§ Stated problem 1: State how many lines of the entries below contain the string "bounding", treating case as significant. Give only the number.

§ Page text:

################

The Government will publish a strategy document early in the New Year setting out its vision for higher education. Secretary of State for Education and Skills, Charles Clarke, has made it clear that he is keen to stimulate debate about the range of issues affecting the future of higher education. As a contribution to the debate, he has published a series of issues papers on some of the most important challenges facing higher education in the UK. These include research, access, teaching, and the freedom and accountability of the higher education sector.

INTRODUCTION

Our universities have long enjoyed an enviable international reputation as being among the best in the world. With over two million students across the UK including 220,000 from overseas, their teaching and research at its best is of world-class standard.

But there are also real challenges. Universities have taken on many more students in recent decades. Student numbers in Britain grew from 340,000 in 1962 to over two million last year. Half of that expansion took place during the nineties, when universities were expected to fund the extra students partly through efficiency savings.

By 2003-04, publicly planned spending on Higher Education will have risen by 15.6% after inflation compared to 1997, following years of continual decline. Student numbers have grown too. There were ten per cent more UK students in 2001/2 than in 1996/7 and a further increase is predicted in this academic year.

Following the National Committee of Inquiry into Higher Education report in 1997 (the Dearing review), the Government asked students to contribute to their tuition fees - a contribution now worth £1100 a year. This is paid on a means-tested basis, with poorer students exempted and those on middle incomes making a partial contribution. Yet the taxpayer still pays around 90 per cent of all university tuition costs. From the early 1990s, the student maintenance grant was gradually replaced by student loans. The maximum loan is now £3,905 outside London, with higher loans available to those from poorer families.

While this Government has halted the decline in university funding and begun to lift controls on numbers so that Universities continue to expand, many argue that more radical change is needed to address three key challenges facing higher education today:

* The first challenge is to enable our universities to have the funding they need to provide high quality teaching and research, and to allow our best universities to continue to hold their own against the best in the world. That requires significant extra investment.

################

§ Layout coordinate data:
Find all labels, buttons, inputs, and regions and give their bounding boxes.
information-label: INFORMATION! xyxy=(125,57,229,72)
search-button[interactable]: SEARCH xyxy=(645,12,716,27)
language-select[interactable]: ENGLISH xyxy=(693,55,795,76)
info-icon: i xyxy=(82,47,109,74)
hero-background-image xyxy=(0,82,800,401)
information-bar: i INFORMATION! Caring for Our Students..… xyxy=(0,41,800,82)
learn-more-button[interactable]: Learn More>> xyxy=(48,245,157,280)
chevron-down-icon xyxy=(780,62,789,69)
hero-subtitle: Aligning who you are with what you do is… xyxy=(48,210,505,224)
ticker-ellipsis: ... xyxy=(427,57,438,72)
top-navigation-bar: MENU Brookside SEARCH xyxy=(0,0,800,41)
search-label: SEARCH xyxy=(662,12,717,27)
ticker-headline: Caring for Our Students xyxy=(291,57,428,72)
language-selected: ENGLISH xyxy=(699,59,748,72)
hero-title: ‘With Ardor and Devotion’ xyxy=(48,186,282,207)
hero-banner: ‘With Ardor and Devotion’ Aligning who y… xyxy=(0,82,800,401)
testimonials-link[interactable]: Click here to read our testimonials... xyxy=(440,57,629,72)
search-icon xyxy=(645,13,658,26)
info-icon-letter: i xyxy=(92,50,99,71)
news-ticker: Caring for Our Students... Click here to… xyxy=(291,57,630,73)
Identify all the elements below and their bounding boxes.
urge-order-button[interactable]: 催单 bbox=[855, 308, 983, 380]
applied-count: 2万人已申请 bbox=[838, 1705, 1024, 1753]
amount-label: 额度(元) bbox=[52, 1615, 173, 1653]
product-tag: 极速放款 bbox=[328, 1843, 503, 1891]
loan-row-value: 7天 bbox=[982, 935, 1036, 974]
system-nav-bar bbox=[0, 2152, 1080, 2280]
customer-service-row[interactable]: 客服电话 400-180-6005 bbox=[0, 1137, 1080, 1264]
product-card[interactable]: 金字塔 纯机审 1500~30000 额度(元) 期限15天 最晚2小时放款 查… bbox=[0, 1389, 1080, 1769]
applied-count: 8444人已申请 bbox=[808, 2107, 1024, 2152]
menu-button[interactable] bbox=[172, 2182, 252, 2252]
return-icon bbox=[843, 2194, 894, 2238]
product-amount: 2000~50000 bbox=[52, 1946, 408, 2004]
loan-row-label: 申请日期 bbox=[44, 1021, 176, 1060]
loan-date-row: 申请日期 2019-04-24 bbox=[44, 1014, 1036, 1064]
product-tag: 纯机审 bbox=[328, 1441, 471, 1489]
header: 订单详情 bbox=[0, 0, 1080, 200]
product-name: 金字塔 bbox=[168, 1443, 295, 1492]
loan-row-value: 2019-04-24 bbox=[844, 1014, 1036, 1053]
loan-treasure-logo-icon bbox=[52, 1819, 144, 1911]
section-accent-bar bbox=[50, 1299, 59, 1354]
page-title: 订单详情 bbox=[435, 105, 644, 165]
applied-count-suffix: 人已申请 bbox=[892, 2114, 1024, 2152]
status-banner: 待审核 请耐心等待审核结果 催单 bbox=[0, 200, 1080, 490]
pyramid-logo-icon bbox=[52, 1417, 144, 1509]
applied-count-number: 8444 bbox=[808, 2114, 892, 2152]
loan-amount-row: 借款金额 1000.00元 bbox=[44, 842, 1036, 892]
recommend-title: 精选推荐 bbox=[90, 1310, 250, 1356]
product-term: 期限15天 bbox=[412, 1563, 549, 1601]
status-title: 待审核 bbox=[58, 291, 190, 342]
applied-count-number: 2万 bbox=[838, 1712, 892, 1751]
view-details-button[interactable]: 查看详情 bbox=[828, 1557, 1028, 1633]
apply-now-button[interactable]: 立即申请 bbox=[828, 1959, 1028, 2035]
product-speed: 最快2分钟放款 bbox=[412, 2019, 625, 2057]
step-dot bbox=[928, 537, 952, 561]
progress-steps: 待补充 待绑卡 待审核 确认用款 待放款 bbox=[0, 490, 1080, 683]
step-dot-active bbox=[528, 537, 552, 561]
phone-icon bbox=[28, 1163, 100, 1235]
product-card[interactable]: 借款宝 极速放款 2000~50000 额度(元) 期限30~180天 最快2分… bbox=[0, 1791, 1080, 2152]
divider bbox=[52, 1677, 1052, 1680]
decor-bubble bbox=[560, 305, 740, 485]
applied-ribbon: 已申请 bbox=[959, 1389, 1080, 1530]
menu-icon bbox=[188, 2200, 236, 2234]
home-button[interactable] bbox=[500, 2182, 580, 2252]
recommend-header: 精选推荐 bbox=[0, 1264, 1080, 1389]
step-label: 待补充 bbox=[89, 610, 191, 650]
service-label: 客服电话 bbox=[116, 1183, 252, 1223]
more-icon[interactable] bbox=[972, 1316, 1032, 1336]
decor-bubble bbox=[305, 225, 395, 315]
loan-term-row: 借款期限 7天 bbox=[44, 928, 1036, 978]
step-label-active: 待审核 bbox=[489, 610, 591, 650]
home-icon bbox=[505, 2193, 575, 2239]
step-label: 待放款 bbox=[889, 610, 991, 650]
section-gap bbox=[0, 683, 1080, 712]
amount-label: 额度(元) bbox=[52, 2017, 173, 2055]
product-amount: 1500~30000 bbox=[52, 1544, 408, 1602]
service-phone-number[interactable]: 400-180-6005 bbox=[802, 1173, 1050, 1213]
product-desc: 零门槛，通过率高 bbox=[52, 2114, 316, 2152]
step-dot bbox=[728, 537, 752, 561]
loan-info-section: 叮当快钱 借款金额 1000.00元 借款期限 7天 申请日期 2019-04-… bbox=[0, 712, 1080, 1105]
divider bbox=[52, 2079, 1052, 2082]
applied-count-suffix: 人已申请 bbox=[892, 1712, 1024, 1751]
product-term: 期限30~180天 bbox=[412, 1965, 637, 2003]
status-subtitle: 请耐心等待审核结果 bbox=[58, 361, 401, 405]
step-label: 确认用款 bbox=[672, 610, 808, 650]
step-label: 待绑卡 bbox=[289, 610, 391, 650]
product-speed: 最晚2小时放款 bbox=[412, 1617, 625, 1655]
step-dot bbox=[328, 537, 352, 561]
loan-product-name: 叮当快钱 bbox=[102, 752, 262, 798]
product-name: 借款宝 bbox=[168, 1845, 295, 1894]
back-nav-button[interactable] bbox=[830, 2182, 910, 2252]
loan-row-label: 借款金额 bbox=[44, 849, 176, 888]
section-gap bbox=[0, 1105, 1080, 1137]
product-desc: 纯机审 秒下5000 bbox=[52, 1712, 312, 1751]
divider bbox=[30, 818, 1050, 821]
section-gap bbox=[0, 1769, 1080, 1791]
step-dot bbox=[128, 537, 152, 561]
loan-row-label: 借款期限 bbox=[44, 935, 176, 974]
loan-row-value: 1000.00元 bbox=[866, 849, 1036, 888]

################

§ Stated problem 2: For each statement about the higher education text above, answer yes or no according to whether it agrees with that text, and quote the deciding words. (a) The taxpayer still pays around 90 per cent of all university tuition costs. (b) Student numbers in Britain grew from 340,000 in 1972 to over two million last year. (c) The student contribution to tuition fees is paid at the same flat rate by every student.

§ Complete answer 1: 2

§ Complete answer 2:
(a) Yes: "the taxpayer still pays around 90 per cent of all university tuition costs"
(b) No: "Student numbers in Britain grew from 340,000 in 1962 to over two million last year"
(c) No: "This is paid on a means-tested basis, with poorer students exempted and those on middle incomes making a partial contribution"